-- WHAT IS NEEDED --
Write each record again exactly as it stands.
──────────────────────────────
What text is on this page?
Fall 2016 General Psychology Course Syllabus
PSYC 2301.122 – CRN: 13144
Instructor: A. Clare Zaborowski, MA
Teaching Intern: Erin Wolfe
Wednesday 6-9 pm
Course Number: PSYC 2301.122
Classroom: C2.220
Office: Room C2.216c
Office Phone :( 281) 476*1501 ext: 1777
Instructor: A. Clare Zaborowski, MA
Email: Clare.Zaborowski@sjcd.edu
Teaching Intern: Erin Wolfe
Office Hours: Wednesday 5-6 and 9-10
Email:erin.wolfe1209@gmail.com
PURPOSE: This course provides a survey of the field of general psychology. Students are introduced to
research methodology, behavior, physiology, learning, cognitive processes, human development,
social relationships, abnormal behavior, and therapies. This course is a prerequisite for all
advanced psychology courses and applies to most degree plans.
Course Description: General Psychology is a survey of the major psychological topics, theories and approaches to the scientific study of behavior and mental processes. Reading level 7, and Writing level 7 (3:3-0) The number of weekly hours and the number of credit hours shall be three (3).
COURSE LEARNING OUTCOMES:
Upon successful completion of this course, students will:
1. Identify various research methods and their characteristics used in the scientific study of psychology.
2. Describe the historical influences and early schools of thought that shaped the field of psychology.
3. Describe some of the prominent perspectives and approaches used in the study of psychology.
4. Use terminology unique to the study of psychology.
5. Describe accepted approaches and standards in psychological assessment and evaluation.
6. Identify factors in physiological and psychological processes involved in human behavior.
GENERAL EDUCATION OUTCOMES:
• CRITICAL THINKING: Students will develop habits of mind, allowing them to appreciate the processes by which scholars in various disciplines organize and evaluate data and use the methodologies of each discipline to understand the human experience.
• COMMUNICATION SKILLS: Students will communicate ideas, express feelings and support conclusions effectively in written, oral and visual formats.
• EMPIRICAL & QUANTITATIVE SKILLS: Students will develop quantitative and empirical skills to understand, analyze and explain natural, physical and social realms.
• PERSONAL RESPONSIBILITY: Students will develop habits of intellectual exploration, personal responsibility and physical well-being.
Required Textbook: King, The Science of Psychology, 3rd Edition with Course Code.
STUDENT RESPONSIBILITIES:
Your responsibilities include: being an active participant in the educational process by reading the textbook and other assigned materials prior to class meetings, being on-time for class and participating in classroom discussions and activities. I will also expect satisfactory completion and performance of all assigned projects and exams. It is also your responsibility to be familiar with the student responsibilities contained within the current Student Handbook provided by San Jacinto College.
──────────────────────────────
-- WORKED SOLUTION --
What text is on this page?
Fall 2016 General Psychology Course Syllabus
PSYC 2301.122 – CRN: 13144
Instructor: A. Clare Zaborowski, MA
Teaching Intern: Erin Wolfe
Wednesday 6-9 pm
Course Number: PSYC 2301.122
Classroom: C2.220
Office: Room C2.216c
Office Phone :( 281) 476*1501 ext: 1777
Instructor: A. Clare Zaborowski, MA
Email: Clare.Zaborowski@sjcd.edu
Teaching Intern: Erin Wolfe
Office Hours: Wednesday 5-6 and 9-10
Email:erin.wolfe1209@gmail.com
PURPOSE: This course provides a survey of the field of general psychology. Students are introduced to
research methodology, behavior, physiology, learning, cognitive processes, human development,
social relationships, abnormal behavior, and therapies. This course is a prerequisite for all
advanced psychology courses and applies to most degree plans.
Course Description: General Psychology is a survey of the major psychological topics, theories and approaches to the scientific study of behavior and mental processes. Reading level 7, and Writing level 7 (3:3-0) The number of weekly hours and the number of credit hours shall be three (3).
COURSE LEARNING OUTCOMES:
Upon successful completion of this course, students will:
1. Identify various research methods and their characteristics used in the scientific study of psychology.
2. Describe the historical influences and early schools of thought that shaped the field of psychology.
3. Describe some of the prominent perspectives and approaches used in the study of psychology.
4. Use terminology unique to the study of psychology.
5. Describe accepted approaches and standards in psychological assessment and evaluation.
6. Identify factors in physiological and psychological processes involved in human behavior.
GENERAL EDUCATION OUTCOMES:
• CRITICAL THINKING: Students will develop habits of mind, allowing them to appreciate the processes by which scholars in various disciplines organize and evaluate data and use the methodologies of each discipline to understand the human experience.
• COMMUNICATION SKILLS: Students will communicate ideas, express feelings and support conclusions effectively in written, oral and visual formats.
• EMPIRICAL & QUANTITATIVE SKILLS: Students will develop quantitative and empirical skills to understand, analyze and explain natural, physical and social realms.
• PERSONAL RESPONSIBILITY: Students will develop habits of intellectual exploration, personal responsibility and physical well-being.
Required Textbook: King, The Science of Psychology, 3rd Edition with Course Code.
STUDENT RESPONSIBILITIES:
Your responsibilities include: being an active participant in the educational process by reading the textbook and other assigned materials prior to class meetings, being on-time for class and participating in classroom discussions and activities. I will also expect satisfactory completion and performance of all assigned projects and exams. It is also your responsibility to be familiar with the student responsibilities contained within the current Student Handbook provided by San Jacinto College.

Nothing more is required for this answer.